┌─ DATA

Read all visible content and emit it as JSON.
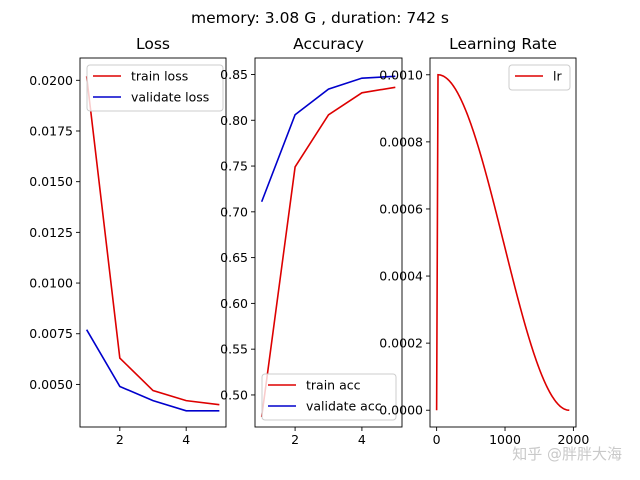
{
  "figure": {
    "suptitle": "memory: 3.08 G , duration: 742 s",
    "watermark": "知乎 @胖胖大海"
  },
  "chart_data": [
    {
      "type": "line",
      "title": "Loss",
      "xlabel": "",
      "ylabel": "",
      "xlim": [
        0.8,
        5.2
      ],
      "ylim": [
        0.0029,
        0.0211
      ],
      "xticks": [
        2,
        4
      ],
      "xtick_labels": [
        "2",
        "4"
      ],
      "yticks": [
        0.005,
        0.0075,
        0.01,
        0.0125,
        0.015,
        0.0175,
        0.02
      ],
      "ytick_labels": [
        "0.0050",
        "0.0075",
        "0.0100",
        "0.0125",
        "0.0150",
        "0.0175",
        "0.0200"
      ],
      "legend_position": "top-right",
      "series": [
        {
          "name": "train loss",
          "color": "#dd0000",
          "x": [
            1,
            2,
            3,
            4,
            5
          ],
          "y": [
            0.0202,
            0.0063,
            0.0047,
            0.0042,
            0.004
          ]
        },
        {
          "name": "validate loss",
          "color": "#0000cc",
          "x": [
            1,
            2,
            3,
            4,
            5
          ],
          "y": [
            0.0077,
            0.0049,
            0.0042,
            0.0037,
            0.0037
          ]
        }
      ]
    },
    {
      "type": "line",
      "title": "Accuracy",
      "xlabel": "",
      "ylabel": "",
      "xlim": [
        0.8,
        5.2
      ],
      "ylim": [
        0.465,
        0.868
      ],
      "xticks": [
        2,
        4
      ],
      "xtick_labels": [
        "2",
        "4"
      ],
      "yticks": [
        0.5,
        0.55,
        0.6,
        0.65,
        0.7,
        0.75,
        0.8,
        0.85
      ],
      "ytick_labels": [
        "0.50",
        "0.55",
        "0.60",
        "0.65",
        "0.70",
        "0.75",
        "0.80",
        "0.85"
      ],
      "legend_position": "bottom-right",
      "series": [
        {
          "name": "train acc",
          "color": "#dd0000",
          "x": [
            1,
            2,
            3,
            4,
            5
          ],
          "y": [
            0.476,
            0.749,
            0.806,
            0.83,
            0.836
          ]
        },
        {
          "name": "validate acc",
          "color": "#0000cc",
          "x": [
            1,
            2,
            3,
            4,
            5
          ],
          "y": [
            0.711,
            0.806,
            0.834,
            0.846,
            0.848
          ]
        }
      ]
    },
    {
      "type": "line",
      "title": "Learning Rate",
      "xlabel": "",
      "ylabel": "",
      "xlim": [
        -97,
        2038
      ],
      "ylim": [
        -5e-05,
        0.00105
      ],
      "xticks": [
        0,
        1000,
        2000
      ],
      "xtick_labels": [
        "0",
        "1000",
        "2000"
      ],
      "yticks": [
        0,
        0.0002,
        0.0004,
        0.0006,
        0.0008,
        0.001
      ],
      "ytick_labels": [
        "0.0000",
        "0.0002",
        "0.0004",
        "0.0006",
        "0.0008",
        "0.0010"
      ],
      "legend_position": "top-right",
      "series": [
        {
          "name": "lr",
          "color": "#dd0000",
          "schedule": "linear warmup then cosine decay",
          "max_lr": 0.001,
          "warmup_steps": 20,
          "total_steps": 1940
        }
      ]
    }
  ]
}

└─

WHAT YOU WILL DO — Are you able to set down all the lines above exactly, without any pictures?

WRITTEN REPLY —
Read all visible content and emit it as JSON.
{
  "figure": {
    "suptitle": "memory: 3.08 G , duration: 742 s",
    "watermark": "知乎 @胖胖大海"
  },
  "chart_data": [
    {
      "type": "line",
      "title": "Loss",
      "xlabel": "",
      "ylabel": "",
      "xlim": [
        0.8,
        5.2
      ],
      "ylim": [
        0.0029,
        0.0211
      ],
      "xticks": [
        2,
        4
      ],
      "xtick_labels": [
        "2",
        "4"
      ],
      "yticks": [
        0.005,
        0.0075,
        0.01,
        0.0125,
        0.015,
        0.0175,
        0.02
      ],
      "ytick_labels": [
        "0.0050",
        "0.0075",
        "0.0100",
        "0.0125",
        "0.0150",
        "0.0175",
        "0.0200"
      ],
      "legend_position": "top-right",
      "series": [
        {
          "name": "train loss",
          "color": "#dd0000",
          "x": [
            1,
            2,
            3,
            4,
            5
          ],
          "y": [
            0.0202,
            0.0063,
            0.0047,
            0.0042,
            0.004
          ]
        },
        {
          "name": "validate loss",
          "color": "#0000cc",
          "x": [
            1,
            2,
            3,
            4,
            5
          ],
          "y": [
            0.0077,
            0.0049,
            0.0042,
            0.0037,
            0.0037
          ]
        }
      ]
    },
    {
      "type": "line",
      "title": "Accuracy",
      "xlabel": "",
      "ylabel": "",
      "xlim": [
        0.8,
        5.2
      ],
      "ylim": [
        0.465,
        0.868
      ],
      "xticks": [
        2,
        4
      ],
      "xtick_labels": [
        "2",
        "4"
      ],
      "yticks": [
        0.5,
        0.55,
        0.6,
        0.65,
        0.7,
        0.75,
        0.8,
        0.85
      ],
      "ytick_labels": [
        "0.50",
        "0.55",
        "0.60",
        "0.65",
        "0.70",
        "0.75",
        "0.80",
        "0.85"
      ],
      "legend_position": "bottom-right",
      "series": [
        {
          "name": "train acc",
          "color": "#dd0000",
          "x": [
            1,
            2,
            3,
            4,
            5
          ],
          "y": [
            0.476,
            0.749,
            0.806,
            0.83,
            0.836
          ]
        },
        {
          "name": "validate acc",
          "color": "#0000cc",
          "x": [
            1,
            2,
            3,
            4,
            5
          ],
          "y": [
            0.711,
            0.806,
            0.834,
            0.846,
            0.848
          ]
        }
      ]
    },
    {
      "type": "line",
      "title": "Learning Rate",
      "xlabel": "",
      "ylabel": "",
      "xlim": [
        -97,
        2038
      ],
      "ylim": [
        -5e-05,
        0.00105
      ],
      "xticks": [
        0,
        1000,
        2000
      ],
      "xtick_labels": [
        "0",
        "1000",
        "2000"
      ],
      "yticks": [
        0,
        0.0002,
        0.0004,
        0.0006,
        0.0008,
        0.001
      ],
      "ytick_labels": [
        "0.0000",
        "0.0002",
        "0.0004",
        "0.0006",
        "0.0008",
        "0.0010"
      ],
      "legend_position": "top-right",
      "series": [
        {
          "name": "lr",
          "color": "#dd0000",
          "schedule": "linear warmup then cosine decay",
          "max_lr": 0.001,
          "warmup_steps": 20,
          "total_steps": 1940
        }
      ]
    }
  ]
}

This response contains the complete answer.